_Input material:_
>> Begin
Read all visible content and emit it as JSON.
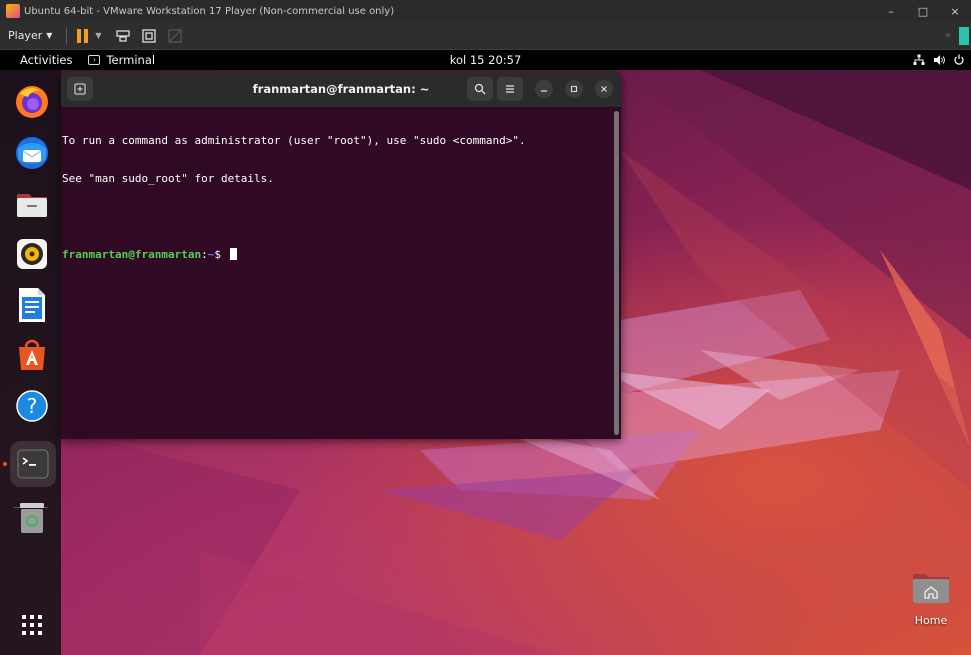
{
  "vmware": {
    "title": "Ubuntu 64-bit - VMware Workstation 17 Player (Non-commercial use only)",
    "player_menu": "Player",
    "minimize_glyph": "–",
    "maximize_glyph": "□",
    "close_glyph": "×"
  },
  "gnome": {
    "activities": "Activities",
    "app_name": "Terminal",
    "clock": "kol 15  20:57",
    "tray": [
      "network-icon",
      "volume-icon",
      "power-icon"
    ]
  },
  "dock": {
    "items": [
      {
        "name": "firefox",
        "icon": "firefox-icon"
      },
      {
        "name": "thunderbird",
        "icon": "thunderbird-icon"
      },
      {
        "name": "files",
        "icon": "files-icon"
      },
      {
        "name": "rhythmbox",
        "icon": "rhythmbox-icon"
      },
      {
        "name": "libreoffice-writer",
        "icon": "writer-icon"
      },
      {
        "name": "app-center",
        "icon": "app-center-icon"
      },
      {
        "name": "help",
        "icon": "help-icon"
      },
      {
        "name": "terminal",
        "icon": "terminal-icon",
        "running": true
      },
      {
        "name": "trash",
        "icon": "trash-icon"
      },
      {
        "name": "show-apps",
        "icon": "app-grid-icon"
      }
    ]
  },
  "terminal": {
    "title": "franmartan@franmartan: ~",
    "lines": [
      "To run a command as administrator (user \"root\"), use \"sudo <command>\".",
      "See \"man sudo_root\" for details."
    ],
    "prompt_user": "franmartan@franmartan",
    "prompt_sep": ":",
    "prompt_path": "~",
    "prompt_symbol": "$",
    "colors": {
      "background": "#300a24",
      "prompt_user": "#4fd14f",
      "prompt_path": "#5b7fe0"
    }
  },
  "desktop": {
    "home_label": "Home"
  }
}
>> End
_Work instructions:_
Print the complete listing exactly as it stands, without its pictures.

_Exercise answer:_
Read all visible content and emit it as JSON.
{
  "vmware": {
    "title": "Ubuntu 64-bit - VMware Workstation 17 Player (Non-commercial use only)",
    "player_menu": "Player",
    "minimize_glyph": "–",
    "maximize_glyph": "□",
    "close_glyph": "×"
  },
  "gnome": {
    "activities": "Activities",
    "app_name": "Terminal",
    "clock": "kol 15  20:57",
    "tray": [
      "network-icon",
      "volume-icon",
      "power-icon"
    ]
  },
  "dock": {
    "items": [
      {
        "name": "firefox",
        "icon": "firefox-icon"
      },
      {
        "name": "thunderbird",
        "icon": "thunderbird-icon"
      },
      {
        "name": "files",
        "icon": "files-icon"
      },
      {
        "name": "rhythmbox",
        "icon": "rhythmbox-icon"
      },
      {
        "name": "libreoffice-writer",
        "icon": "writer-icon"
      },
      {
        "name": "app-center",
        "icon": "app-center-icon"
      },
      {
        "name": "help",
        "icon": "help-icon"
      },
      {
        "name": "terminal",
        "icon": "terminal-icon",
        "running": true
      },
      {
        "name": "trash",
        "icon": "trash-icon"
      },
      {
        "name": "show-apps",
        "icon": "app-grid-icon"
      }
    ]
  },
  "terminal": {
    "title": "franmartan@franmartan: ~",
    "lines": [
      "To run a command as administrator (user \"root\"), use \"sudo <command>\".",
      "See \"man sudo_root\" for details."
    ],
    "prompt_user": "franmartan@franmartan",
    "prompt_sep": ":",
    "prompt_path": "~",
    "prompt_symbol": "$",
    "colors": {
      "background": "#300a24",
      "prompt_user": "#4fd14f",
      "prompt_path": "#5b7fe0"
    }
  },
  "desktop": {
    "home_label": "Home"
  }
}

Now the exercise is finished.